Copy each line exactly.

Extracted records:
##########

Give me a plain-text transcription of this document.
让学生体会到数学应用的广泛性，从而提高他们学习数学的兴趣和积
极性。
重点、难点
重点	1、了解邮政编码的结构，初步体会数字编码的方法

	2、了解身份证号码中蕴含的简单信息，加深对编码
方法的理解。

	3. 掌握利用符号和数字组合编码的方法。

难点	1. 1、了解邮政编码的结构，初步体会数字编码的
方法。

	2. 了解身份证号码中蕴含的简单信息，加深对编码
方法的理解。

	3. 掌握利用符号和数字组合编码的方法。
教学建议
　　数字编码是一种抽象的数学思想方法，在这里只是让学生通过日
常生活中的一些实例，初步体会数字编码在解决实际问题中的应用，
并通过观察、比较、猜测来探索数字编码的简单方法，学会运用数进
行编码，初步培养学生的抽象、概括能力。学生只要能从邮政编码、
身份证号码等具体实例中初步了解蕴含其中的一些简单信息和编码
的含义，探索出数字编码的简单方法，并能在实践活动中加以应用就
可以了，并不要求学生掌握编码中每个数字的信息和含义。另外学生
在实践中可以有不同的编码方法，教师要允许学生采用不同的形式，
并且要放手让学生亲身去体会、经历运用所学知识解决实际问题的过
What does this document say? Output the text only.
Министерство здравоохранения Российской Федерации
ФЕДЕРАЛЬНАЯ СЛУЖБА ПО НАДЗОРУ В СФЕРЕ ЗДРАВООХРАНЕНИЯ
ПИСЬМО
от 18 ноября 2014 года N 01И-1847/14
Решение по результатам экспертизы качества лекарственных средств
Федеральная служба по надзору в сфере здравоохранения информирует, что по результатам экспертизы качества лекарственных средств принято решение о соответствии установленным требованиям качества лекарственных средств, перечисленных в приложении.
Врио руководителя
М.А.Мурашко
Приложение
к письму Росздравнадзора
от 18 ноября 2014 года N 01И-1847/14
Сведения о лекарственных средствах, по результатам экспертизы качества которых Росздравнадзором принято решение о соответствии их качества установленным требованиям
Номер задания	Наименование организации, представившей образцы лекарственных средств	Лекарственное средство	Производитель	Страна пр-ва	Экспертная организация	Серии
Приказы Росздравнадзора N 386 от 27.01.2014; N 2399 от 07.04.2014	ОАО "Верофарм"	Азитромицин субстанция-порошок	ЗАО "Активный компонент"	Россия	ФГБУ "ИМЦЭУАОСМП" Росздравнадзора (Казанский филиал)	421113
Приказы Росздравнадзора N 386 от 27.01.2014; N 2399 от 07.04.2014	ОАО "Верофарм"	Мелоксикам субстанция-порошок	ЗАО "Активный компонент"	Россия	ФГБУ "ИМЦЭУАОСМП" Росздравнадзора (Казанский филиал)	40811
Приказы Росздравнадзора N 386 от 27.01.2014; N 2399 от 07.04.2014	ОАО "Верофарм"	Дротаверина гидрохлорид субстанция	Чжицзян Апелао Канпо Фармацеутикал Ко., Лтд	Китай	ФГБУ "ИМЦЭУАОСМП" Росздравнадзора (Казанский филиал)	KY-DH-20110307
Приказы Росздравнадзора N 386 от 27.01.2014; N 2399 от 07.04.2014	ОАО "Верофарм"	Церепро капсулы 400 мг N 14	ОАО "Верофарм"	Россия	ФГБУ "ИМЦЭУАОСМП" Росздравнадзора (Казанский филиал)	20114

##########

**Written answer:**
Give me a plain-text transcription of this document.
让学生体会到数学应用的广泛性，从而提高他们学习数学的兴趣和积
极性。
重点、难点
重点	1、了解邮政编码的结构，初步体会数字编码的方法

	2、了解身份证号码中蕴含的简单信息，加深对编码
方法的理解。

	3. 掌握利用符号和数字组合编码的方法。

难点	1. 1、了解邮政编码的结构，初步体会数字编码的
方法。

	2. 了解身份证号码中蕴含的简单信息，加深对编码
方法的理解。

	3. 掌握利用符号和数字组合编码的方法。
教学建议
　　数字编码是一种抽象的数学思想方法，在这里只是让学生通过日
常生活中的一些实例，初步体会数字编码在解决实际问题中的应用，
并通过观察、比较、猜测来探索数字编码的简单方法，学会运用数进
行编码，初步培养学生的抽象、概括能力。学生只要能从邮政编码、
身份证号码等具体实例中初步了解蕴含其中的一些简单信息和编码
的含义，探索出数字编码的简单方法，并能在实践活动中加以应用就
可以了，并不要求学生掌握编码中每个数字的信息和含义。另外学生
在实践中可以有不同的编码方法，教师要允许学生采用不同的形式，
并且要放手让学生亲身去体会、经历运用所学知识解决实际问题的过
What does this document say? Output the text only.
Министерство здравоохранения Российской Федерации
ФЕДЕРАЛЬНАЯ СЛУЖБА ПО НАДЗОРУ В СФЕРЕ ЗДРАВООХРАНЕНИЯ
ПИСЬМО
от 18 ноября 2014 года N 01И-1847/14
Решение по результатам экспертизы качества лекарственных средств
Федеральная служба по надзору в сфере здравоохранения информирует, что по результатам экспертизы качества лекарственных средств принято решение о соответствии установленным требованиям качества лекарственных средств, перечисленных в приложении.
Врио руководителя
М.А.Мурашко
Приложение
к письму Росздравнадзора
от 18 ноября 2014 года N 01И-1847/14
Сведения о лекарственных средствах, по результатам экспертизы качества которых Росздравнадзором принято решение о соответствии их качества установленным требованиям
Номер задания	Наименование организации, представившей образцы лекарственных средств	Лекарственное средство	Производитель	Страна пр-ва	Экспертная организация	Серии
Приказы Росздравнадзора N 386 от 27.01.2014; N 2399 от 07.04.2014	ОАО "Верофарм"	Азитромицин субстанция-порошок	ЗАО "Активный компонент"	Россия	ФГБУ "ИМЦЭУАОСМП" Росздравнадзора (Казанский филиал)	421113
Приказы Росздравнадзора N 386 от 27.01.2014; N 2399 от 07.04.2014	ОАО "Верофарм"	Мелоксикам субстанция-порошок	ЗАО "Активный компонент"	Россия	ФГБУ "ИМЦЭУАОСМП" Росздравнадзора (Казанский филиал)	40811
Приказы Росздравнадзора N 386 от 27.01.2014; N 2399 от 07.04.2014	ОАО "Верофарм"	Дротаверина гидрохлорид субстанция	Чжицзян Апелао Канпо Фармацеутикал Ко., Лтд	Китай	ФГБУ "ИМЦЭУАОСМП" Росздравнадзора (Казанский филиал)	KY-DH-20110307
Приказы Росздравнадзора N 386 от 27.01.2014; N 2399 от 07.04.2014	ОАО "Верофарм"	Церепро капсулы 400 мг N 14	ОАО "Верофарм"	Россия	ФГБУ "ИМЦЭУАОСМП" Росздравнадзора (Казанский филиал)	20114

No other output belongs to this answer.